Collection entries
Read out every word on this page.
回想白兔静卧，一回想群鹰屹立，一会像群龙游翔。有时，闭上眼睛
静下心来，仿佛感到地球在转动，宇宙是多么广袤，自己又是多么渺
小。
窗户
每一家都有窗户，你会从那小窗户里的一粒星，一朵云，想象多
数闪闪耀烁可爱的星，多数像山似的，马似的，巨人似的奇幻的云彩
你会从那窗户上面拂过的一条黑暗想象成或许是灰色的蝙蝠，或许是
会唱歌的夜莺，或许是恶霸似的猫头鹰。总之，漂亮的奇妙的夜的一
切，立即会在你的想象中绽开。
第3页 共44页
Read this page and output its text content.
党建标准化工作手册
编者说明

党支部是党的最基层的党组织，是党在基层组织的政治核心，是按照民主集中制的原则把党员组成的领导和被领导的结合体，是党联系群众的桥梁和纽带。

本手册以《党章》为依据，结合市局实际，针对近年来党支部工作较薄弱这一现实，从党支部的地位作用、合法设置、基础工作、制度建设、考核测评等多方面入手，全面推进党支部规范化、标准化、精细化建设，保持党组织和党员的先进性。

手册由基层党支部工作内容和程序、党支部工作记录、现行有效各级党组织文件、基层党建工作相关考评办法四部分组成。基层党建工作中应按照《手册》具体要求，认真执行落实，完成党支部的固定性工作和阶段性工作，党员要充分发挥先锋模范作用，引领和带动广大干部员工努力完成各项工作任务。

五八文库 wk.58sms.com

_Exercise aim_
Where a line in the entries holds the word "page", copy that line.

_Response for this exercise_
Read out every word on this page.
Read this page and output its text content.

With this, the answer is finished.